━━ Data records ━━

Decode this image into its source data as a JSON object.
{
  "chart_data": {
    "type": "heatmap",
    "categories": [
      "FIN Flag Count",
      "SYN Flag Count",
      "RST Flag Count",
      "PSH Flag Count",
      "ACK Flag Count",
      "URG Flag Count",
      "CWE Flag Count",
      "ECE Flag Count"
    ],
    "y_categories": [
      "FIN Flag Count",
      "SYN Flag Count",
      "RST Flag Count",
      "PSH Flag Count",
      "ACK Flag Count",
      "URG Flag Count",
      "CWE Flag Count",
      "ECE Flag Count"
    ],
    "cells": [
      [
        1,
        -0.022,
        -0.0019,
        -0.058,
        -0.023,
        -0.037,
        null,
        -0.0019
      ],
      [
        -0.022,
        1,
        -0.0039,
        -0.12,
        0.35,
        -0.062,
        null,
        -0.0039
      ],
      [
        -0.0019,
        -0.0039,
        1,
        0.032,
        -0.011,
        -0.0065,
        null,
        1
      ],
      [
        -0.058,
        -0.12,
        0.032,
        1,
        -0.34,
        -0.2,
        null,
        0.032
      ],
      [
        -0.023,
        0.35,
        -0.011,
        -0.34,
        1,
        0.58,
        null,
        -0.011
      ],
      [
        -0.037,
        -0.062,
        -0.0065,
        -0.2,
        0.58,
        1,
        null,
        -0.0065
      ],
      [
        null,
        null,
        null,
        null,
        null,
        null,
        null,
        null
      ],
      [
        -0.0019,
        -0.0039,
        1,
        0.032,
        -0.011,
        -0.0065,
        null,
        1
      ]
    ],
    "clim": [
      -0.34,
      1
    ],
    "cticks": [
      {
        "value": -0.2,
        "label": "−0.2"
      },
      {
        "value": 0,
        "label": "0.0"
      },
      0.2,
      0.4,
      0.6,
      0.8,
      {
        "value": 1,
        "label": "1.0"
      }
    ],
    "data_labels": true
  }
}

━━━

• **To do**
Repeat the records exactly, including every line.

• **Answer in full**
Decode this image into its source data as a JSON object.
{
  "chart_data": {
    "type": "heatmap",
    "categories": [
      "FIN Flag Count",
      "SYN Flag Count",
      "RST Flag Count",
      "PSH Flag Count",
      "ACK Flag Count",
      "URG Flag Count",
      "CWE Flag Count",
      "ECE Flag Count"
    ],
    "y_categories": [
      "FIN Flag Count",
      "SYN Flag Count",
      "RST Flag Count",
      "PSH Flag Count",
      "ACK Flag Count",
      "URG Flag Count",
      "CWE Flag Count",
      "ECE Flag Count"
    ],
    "cells": [
      [
        1,
        -0.022,
        -0.0019,
        -0.058,
        -0.023,
        -0.037,
        null,
        -0.0019
      ],
      [
        -0.022,
        1,
        -0.0039,
        -0.12,
        0.35,
        -0.062,
        null,
        -0.0039
      ],
      [
        -0.0019,
        -0.0039,
        1,
        0.032,
        -0.011,
        -0.0065,
        null,
        1
      ],
      [
        -0.058,
        -0.12,
        0.032,
        1,
        -0.34,
        -0.2,
        null,
        0.032
      ],
      [
        -0.023,
        0.35,
        -0.011,
        -0.34,
        1,
        0.58,
        null,
        -0.011
      ],
      [
        -0.037,
        -0.062,
        -0.0065,
        -0.2,
        0.58,
        1,
        null,
        -0.0065
      ],
      [
        null,
        null,
        null,
        null,
        null,
        null,
        null,
        null
      ],
      [
        -0.0019,
        -0.0039,
        1,
        0.032,
        -0.011,
        -0.0065,
        null,
        1
      ]
    ],
    "clim": [
      -0.34,
      1
    ],
    "cticks": [
      {
        "value": -0.2,
        "label": "−0.2"
      },
      {
        "value": 0,
        "label": "0.0"
      },
      0.2,
      0.4,
      0.6,
      0.8,
      {
        "value": 1,
        "label": "1.0"
      }
    ],
    "data_labels": true
  }
}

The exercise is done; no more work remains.